-- Start of Records for this exercise --

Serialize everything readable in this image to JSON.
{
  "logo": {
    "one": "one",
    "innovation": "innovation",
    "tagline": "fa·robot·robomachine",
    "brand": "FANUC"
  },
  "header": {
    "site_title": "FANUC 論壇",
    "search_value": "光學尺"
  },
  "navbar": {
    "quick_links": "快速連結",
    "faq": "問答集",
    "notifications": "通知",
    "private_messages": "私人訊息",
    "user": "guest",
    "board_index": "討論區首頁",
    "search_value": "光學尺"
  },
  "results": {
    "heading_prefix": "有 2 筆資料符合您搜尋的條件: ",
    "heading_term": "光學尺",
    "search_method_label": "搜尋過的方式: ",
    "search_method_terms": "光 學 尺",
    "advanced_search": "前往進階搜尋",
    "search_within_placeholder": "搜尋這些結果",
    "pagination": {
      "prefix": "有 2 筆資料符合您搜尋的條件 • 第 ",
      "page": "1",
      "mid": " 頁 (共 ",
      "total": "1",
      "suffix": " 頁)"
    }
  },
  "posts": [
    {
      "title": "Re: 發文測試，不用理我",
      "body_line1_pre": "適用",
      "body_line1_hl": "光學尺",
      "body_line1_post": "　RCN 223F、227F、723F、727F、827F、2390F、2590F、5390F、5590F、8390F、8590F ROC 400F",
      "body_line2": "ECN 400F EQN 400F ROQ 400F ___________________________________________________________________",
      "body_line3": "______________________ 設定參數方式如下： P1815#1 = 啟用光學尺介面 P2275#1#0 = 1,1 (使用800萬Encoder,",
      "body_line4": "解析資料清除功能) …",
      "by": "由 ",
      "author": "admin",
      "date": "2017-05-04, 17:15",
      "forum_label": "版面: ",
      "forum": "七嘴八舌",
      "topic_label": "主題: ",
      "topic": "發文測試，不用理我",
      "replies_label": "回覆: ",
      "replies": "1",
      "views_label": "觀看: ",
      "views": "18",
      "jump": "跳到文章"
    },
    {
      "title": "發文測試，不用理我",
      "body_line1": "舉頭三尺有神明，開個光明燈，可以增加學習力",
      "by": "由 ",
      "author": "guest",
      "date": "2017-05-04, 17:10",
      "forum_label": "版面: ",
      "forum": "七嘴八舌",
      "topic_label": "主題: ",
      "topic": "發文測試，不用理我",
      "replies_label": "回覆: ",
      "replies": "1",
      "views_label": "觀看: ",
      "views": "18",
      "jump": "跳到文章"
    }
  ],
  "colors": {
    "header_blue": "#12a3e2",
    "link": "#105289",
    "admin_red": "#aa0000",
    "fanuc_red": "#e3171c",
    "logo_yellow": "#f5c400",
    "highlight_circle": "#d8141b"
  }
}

-- End of Records for this exercise --

■ Exercise prompt
Find each line that has the word "筆資料符合您搜尋的條件", then copy it out.

■ Written response
    "heading_prefix": "有 2 筆資料符合您搜尋的條件: ",
      "prefix": "有 2 筆資料符合您搜尋的條件 • 第 ",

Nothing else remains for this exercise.